--- DIRECTIVE ---
Copy out the line containing "Extract all readable text from this page." and each line after it, through the last one in the material, exactly as written.

--- EXCERPTED DATA ---

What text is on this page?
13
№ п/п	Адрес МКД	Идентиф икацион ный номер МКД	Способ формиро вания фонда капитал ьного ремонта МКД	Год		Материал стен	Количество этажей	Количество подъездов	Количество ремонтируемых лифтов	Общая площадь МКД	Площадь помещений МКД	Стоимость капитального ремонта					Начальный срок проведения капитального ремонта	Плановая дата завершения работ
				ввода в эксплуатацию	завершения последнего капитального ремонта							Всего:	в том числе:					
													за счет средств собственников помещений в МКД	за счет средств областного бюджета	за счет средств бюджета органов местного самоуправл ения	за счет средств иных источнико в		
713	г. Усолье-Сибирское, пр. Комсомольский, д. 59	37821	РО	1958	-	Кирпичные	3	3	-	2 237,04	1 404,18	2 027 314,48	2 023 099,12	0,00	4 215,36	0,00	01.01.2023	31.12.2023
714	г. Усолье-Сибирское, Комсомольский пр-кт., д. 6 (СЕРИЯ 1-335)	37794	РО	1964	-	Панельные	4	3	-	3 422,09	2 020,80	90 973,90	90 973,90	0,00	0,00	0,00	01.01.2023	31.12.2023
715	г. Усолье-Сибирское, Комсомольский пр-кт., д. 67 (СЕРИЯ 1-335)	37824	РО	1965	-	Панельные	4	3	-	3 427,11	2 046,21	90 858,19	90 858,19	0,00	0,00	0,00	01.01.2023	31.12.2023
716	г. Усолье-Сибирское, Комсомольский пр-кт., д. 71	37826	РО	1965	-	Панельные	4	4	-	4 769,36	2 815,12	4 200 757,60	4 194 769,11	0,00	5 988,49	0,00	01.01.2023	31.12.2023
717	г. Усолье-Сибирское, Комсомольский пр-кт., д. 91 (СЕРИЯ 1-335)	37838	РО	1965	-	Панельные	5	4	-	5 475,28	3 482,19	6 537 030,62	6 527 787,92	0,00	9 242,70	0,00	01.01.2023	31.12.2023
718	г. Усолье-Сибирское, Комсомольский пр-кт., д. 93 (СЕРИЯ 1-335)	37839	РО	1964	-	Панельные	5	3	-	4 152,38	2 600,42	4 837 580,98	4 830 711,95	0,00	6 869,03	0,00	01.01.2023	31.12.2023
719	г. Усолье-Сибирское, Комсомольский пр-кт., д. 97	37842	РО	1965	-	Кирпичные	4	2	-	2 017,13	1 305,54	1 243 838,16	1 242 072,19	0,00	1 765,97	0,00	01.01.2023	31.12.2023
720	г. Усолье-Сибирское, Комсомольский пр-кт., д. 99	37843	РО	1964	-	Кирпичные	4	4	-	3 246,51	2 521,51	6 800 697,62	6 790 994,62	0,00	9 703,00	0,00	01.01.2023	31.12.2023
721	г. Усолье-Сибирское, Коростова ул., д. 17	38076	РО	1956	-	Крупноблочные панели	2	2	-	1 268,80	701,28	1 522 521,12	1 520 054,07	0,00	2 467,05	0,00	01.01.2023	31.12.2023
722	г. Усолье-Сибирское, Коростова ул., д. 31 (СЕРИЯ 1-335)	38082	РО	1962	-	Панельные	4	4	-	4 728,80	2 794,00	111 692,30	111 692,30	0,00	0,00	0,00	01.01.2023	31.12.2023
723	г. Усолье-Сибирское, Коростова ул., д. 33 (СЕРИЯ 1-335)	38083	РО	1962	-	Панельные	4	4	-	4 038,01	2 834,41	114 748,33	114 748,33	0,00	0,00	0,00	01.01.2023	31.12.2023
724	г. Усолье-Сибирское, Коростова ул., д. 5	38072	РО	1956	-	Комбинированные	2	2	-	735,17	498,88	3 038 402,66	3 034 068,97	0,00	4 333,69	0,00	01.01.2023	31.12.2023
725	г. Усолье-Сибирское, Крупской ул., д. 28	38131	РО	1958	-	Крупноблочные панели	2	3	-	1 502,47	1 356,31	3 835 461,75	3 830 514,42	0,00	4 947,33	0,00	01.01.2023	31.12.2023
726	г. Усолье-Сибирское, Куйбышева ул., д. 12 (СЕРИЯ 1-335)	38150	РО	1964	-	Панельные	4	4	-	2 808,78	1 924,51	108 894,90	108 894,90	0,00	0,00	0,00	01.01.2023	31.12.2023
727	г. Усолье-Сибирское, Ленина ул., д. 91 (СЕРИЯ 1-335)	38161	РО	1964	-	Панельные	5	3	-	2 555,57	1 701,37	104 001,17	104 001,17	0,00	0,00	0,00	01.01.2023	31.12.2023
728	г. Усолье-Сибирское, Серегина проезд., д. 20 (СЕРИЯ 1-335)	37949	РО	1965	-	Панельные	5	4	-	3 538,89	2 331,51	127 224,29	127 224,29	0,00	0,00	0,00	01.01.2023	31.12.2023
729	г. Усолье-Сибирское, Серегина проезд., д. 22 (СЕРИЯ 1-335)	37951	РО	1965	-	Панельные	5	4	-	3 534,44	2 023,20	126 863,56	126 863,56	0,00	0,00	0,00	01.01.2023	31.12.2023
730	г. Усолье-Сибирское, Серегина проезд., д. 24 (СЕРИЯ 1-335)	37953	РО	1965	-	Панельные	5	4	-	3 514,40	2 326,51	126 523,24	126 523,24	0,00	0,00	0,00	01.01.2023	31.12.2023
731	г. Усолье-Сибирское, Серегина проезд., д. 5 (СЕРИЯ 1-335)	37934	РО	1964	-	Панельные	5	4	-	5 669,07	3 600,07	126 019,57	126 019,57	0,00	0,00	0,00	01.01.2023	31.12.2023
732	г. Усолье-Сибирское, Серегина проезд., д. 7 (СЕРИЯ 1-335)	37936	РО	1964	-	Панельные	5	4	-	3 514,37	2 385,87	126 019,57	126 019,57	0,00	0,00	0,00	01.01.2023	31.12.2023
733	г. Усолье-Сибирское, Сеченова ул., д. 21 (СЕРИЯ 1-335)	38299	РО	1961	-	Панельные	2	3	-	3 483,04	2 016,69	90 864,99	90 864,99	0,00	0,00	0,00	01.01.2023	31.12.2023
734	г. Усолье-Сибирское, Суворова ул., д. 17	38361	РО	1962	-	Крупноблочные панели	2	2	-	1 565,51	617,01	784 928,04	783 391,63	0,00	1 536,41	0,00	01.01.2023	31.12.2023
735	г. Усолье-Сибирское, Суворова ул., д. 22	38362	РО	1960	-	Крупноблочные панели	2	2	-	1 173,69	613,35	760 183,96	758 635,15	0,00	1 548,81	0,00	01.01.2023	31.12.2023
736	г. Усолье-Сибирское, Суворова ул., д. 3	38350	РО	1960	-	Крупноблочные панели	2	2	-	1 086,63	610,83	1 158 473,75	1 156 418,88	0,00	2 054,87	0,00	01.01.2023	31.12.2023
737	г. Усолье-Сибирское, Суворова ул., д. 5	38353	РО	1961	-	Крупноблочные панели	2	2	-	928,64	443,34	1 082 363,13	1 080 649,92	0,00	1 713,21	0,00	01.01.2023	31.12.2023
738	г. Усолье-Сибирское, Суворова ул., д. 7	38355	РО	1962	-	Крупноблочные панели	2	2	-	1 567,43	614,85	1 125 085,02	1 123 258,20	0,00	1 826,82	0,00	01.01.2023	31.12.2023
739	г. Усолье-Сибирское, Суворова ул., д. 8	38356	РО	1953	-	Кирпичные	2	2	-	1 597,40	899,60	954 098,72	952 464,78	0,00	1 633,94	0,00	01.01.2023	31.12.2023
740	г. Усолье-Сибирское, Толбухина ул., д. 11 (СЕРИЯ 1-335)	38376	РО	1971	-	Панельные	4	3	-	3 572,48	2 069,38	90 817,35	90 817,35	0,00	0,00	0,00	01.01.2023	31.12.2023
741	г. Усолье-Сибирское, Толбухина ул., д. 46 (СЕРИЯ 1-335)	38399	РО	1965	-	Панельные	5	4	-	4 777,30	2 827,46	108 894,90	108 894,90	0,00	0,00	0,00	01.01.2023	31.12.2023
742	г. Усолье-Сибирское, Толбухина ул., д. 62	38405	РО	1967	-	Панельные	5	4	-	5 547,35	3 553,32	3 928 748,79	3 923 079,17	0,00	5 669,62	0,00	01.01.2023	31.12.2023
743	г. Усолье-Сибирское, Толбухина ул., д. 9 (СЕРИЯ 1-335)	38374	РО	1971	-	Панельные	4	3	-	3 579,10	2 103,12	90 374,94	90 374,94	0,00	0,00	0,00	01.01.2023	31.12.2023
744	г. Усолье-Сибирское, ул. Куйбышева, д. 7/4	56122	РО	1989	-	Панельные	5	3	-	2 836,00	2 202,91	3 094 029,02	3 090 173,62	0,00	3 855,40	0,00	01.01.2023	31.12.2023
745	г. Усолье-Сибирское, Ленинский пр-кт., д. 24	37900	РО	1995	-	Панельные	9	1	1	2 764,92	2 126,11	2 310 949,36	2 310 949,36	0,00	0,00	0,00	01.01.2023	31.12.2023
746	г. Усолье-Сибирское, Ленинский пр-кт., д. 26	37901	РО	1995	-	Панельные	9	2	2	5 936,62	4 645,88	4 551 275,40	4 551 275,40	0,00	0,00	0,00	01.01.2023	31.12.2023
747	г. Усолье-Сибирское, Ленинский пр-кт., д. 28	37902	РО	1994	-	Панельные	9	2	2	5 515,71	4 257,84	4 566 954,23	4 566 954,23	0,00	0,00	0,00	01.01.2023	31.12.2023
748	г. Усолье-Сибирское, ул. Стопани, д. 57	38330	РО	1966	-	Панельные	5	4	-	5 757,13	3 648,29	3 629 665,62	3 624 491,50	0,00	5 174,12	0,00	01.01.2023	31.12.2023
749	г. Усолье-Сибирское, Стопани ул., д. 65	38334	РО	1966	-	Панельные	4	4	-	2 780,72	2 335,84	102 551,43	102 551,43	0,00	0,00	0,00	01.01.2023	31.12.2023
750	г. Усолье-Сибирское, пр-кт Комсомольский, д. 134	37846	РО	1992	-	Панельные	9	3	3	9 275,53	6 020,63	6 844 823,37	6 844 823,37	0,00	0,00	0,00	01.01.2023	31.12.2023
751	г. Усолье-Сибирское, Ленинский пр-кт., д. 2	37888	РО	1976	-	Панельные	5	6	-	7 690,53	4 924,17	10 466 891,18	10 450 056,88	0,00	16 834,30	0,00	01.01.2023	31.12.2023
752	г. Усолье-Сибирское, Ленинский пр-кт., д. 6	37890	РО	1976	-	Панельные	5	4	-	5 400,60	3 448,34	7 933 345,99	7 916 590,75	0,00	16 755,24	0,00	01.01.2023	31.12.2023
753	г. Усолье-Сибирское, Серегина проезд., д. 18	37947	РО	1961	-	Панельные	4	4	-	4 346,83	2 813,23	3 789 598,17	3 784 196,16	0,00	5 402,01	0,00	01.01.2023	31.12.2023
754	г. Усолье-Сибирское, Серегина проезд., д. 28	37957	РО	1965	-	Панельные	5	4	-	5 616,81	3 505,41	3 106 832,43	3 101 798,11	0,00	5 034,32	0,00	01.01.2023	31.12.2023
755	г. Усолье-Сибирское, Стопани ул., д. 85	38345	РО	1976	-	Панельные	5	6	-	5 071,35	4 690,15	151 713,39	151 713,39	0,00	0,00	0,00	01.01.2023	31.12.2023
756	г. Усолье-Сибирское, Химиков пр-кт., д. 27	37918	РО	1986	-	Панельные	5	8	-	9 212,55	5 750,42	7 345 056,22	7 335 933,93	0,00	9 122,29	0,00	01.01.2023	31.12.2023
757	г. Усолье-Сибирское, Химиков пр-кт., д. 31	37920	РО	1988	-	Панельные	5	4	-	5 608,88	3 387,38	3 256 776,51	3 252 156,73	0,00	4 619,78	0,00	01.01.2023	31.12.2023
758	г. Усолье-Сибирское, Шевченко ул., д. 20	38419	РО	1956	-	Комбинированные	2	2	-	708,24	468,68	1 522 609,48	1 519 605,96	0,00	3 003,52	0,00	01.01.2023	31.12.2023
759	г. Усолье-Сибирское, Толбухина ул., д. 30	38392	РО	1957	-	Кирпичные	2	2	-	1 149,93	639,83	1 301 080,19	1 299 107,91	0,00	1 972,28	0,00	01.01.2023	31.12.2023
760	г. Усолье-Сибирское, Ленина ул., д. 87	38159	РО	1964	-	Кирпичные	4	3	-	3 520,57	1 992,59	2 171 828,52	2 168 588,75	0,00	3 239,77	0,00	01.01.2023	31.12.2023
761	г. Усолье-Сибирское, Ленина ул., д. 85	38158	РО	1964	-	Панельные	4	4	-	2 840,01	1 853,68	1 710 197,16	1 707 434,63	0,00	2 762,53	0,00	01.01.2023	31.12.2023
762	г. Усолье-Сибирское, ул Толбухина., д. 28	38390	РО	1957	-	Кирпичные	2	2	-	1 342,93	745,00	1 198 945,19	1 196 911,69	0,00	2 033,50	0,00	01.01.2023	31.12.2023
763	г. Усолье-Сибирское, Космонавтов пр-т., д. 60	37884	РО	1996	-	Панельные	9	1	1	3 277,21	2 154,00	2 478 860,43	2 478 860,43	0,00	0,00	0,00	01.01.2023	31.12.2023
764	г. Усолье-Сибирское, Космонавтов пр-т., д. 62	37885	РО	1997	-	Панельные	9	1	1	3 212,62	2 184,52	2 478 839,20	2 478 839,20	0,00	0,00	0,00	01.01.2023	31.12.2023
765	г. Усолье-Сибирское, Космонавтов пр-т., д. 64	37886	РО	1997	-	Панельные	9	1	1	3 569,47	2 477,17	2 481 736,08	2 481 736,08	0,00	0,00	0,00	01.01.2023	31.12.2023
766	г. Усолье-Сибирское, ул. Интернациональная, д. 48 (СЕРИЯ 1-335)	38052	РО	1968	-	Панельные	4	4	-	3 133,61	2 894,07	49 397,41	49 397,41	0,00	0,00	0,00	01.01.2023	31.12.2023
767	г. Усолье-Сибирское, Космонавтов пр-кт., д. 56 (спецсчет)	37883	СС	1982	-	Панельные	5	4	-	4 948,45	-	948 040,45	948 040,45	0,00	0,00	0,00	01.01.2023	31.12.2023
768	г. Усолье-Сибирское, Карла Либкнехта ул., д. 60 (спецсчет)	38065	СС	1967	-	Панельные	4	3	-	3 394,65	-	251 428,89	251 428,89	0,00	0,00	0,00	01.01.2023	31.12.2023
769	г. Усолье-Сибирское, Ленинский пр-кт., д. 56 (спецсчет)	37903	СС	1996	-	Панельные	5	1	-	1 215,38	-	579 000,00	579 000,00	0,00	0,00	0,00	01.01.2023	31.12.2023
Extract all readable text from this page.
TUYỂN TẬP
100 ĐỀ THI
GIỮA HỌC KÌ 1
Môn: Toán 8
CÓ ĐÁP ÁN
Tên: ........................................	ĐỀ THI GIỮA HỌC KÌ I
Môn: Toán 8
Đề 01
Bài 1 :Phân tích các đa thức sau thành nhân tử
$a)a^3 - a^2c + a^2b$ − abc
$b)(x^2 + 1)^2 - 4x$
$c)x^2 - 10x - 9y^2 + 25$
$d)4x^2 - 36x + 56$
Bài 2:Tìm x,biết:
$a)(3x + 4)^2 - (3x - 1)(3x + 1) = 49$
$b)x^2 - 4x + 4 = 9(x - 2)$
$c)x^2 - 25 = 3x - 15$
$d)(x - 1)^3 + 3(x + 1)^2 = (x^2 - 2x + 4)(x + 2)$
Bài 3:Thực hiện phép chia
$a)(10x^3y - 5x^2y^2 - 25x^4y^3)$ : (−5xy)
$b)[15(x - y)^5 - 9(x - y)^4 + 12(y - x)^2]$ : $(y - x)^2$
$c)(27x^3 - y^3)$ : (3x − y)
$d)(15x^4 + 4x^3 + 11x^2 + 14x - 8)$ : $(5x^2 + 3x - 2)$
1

--- OUTPUT FOR THIS TASK ---
Extract all readable text from this page.
TUYỂN TẬP
100 ĐỀ THI
GIỮA HỌC KÌ 1
Môn: Toán 8
CÓ ĐÁP ÁN
Tên: ........................................	ĐỀ THI GIỮA HỌC KÌ I
Môn: Toán 8
Đề 01
Bài 1 :Phân tích các đa thức sau thành nhân tử
$a)a^3 - a^2c + a^2b$ − abc
$b)(x^2 + 1)^2 - 4x$
$c)x^2 - 10x - 9y^2 + 25$
$d)4x^2 - 36x + 56$
Bài 2:Tìm x,biết:
$a)(3x + 4)^2 - (3x - 1)(3x + 1) = 49$
$b)x^2 - 4x + 4 = 9(x - 2)$
$c)x^2 - 25 = 3x - 15$
$d)(x - 1)^3 + 3(x + 1)^2 = (x^2 - 2x + 4)(x + 2)$
Bài 3:Thực hiện phép chia
$a)(10x^3y - 5x^2y^2 - 25x^4y^3)$ : (−5xy)
$b)[15(x - y)^5 - 9(x - y)^4 + 12(y - x)^2]$ : $(y - x)^2$
$c)(27x^3 - y^3)$ : (3x − y)
$d)(15x^4 + 4x^3 + 11x^2 + 14x - 8)$ : $(5x^2 + 3x - 2)$
1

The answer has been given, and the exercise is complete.